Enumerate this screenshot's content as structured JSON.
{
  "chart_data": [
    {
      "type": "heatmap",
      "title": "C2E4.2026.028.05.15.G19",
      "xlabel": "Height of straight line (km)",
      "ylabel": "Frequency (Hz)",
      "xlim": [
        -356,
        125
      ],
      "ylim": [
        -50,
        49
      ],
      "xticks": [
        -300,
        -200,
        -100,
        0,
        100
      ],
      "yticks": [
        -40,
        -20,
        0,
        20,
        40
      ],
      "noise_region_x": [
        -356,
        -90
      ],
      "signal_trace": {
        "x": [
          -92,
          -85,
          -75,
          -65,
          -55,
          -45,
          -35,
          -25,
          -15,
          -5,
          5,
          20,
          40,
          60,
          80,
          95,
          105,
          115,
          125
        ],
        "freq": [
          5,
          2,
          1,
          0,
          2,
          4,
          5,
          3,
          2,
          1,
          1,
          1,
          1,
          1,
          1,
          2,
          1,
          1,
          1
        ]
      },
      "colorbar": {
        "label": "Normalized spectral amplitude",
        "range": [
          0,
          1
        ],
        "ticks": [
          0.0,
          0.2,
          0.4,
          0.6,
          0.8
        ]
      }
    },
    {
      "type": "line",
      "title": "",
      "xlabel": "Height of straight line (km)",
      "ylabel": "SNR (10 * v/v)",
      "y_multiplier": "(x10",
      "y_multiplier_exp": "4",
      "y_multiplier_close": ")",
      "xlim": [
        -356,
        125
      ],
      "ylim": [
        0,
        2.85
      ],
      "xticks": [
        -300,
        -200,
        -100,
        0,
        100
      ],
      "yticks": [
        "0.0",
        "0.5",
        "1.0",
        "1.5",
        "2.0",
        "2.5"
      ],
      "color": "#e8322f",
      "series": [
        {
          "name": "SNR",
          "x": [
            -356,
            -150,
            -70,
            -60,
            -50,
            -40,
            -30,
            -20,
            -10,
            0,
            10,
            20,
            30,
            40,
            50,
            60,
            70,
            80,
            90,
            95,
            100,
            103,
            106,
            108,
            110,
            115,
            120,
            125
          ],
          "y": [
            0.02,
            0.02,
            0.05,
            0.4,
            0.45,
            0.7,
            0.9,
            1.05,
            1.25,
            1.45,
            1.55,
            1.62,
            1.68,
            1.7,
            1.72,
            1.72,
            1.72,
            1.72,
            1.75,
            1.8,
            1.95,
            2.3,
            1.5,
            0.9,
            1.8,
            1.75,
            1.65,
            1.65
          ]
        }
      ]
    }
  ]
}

▶ _REQUIREMENT_:
All lines of the data above that include the word "ylabel" must be shown.

▶ _ANSWER TO THIS TASK_:
      "ylabel": "Frequency (Hz)",
      "ylabel": "SNR (10 * v/v)",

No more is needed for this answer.